## Data extract
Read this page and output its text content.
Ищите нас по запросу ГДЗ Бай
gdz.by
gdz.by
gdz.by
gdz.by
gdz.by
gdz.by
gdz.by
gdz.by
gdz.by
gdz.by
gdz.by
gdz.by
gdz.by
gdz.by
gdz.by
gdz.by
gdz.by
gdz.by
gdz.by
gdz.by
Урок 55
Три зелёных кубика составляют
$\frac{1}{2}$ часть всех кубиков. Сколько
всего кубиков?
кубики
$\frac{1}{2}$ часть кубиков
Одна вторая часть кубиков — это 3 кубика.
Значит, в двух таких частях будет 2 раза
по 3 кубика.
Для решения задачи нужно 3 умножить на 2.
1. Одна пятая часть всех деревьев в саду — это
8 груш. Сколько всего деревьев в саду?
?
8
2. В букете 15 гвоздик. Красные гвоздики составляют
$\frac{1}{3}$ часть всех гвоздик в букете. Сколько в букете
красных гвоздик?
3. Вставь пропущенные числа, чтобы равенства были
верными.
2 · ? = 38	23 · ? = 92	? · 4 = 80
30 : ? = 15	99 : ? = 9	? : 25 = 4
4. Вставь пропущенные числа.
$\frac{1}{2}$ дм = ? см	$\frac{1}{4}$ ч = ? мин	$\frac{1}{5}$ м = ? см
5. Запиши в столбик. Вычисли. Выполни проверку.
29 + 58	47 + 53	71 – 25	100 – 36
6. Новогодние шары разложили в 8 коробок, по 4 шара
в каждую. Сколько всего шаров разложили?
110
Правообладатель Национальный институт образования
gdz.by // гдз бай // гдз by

## Job
Using the data above, reproduce every line exactly.

## Reply
Read this page and output its text content.
Ищите нас по запросу ГДЗ Бай
gdz.by
gdz.by
gdz.by
gdz.by
gdz.by
gdz.by
gdz.by
gdz.by
gdz.by
gdz.by
gdz.by
gdz.by
gdz.by
gdz.by
gdz.by
gdz.by
gdz.by
gdz.by
gdz.by
gdz.by
Урок 55
Три зелёных кубика составляют
$\frac{1}{2}$ часть всех кубиков. Сколько
всего кубиков?
кубики
$\frac{1}{2}$ часть кубиков
Одна вторая часть кубиков — это 3 кубика.
Значит, в двух таких частях будет 2 раза
по 3 кубика.
Для решения задачи нужно 3 умножить на 2.
1. Одна пятая часть всех деревьев в саду — это
8 груш. Сколько всего деревьев в саду?
?
8
2. В букете 15 гвоздик. Красные гвоздики составляют
$\frac{1}{3}$ часть всех гвоздик в букете. Сколько в букете
красных гвоздик?
3. Вставь пропущенные числа, чтобы равенства были
верными.
2 · ? = 38	23 · ? = 92	? · 4 = 80
30 : ? = 15	99 : ? = 9	? : 25 = 4
4. Вставь пропущенные числа.
$\frac{1}{2}$ дм = ? см	$\frac{1}{4}$ ч = ? мин	$\frac{1}{5}$ м = ? см
5. Запиши в столбик. Вычисли. Выполни проверку.
29 + 58	47 + 53	71 – 25	100 – 36
6. Новогодние шары разложили в 8 коробок, по 4 шара
в каждую. Сколько всего шаров разложили?
110
Правообладатель Национальный институт образования
gdz.by // гдз бай // гдз by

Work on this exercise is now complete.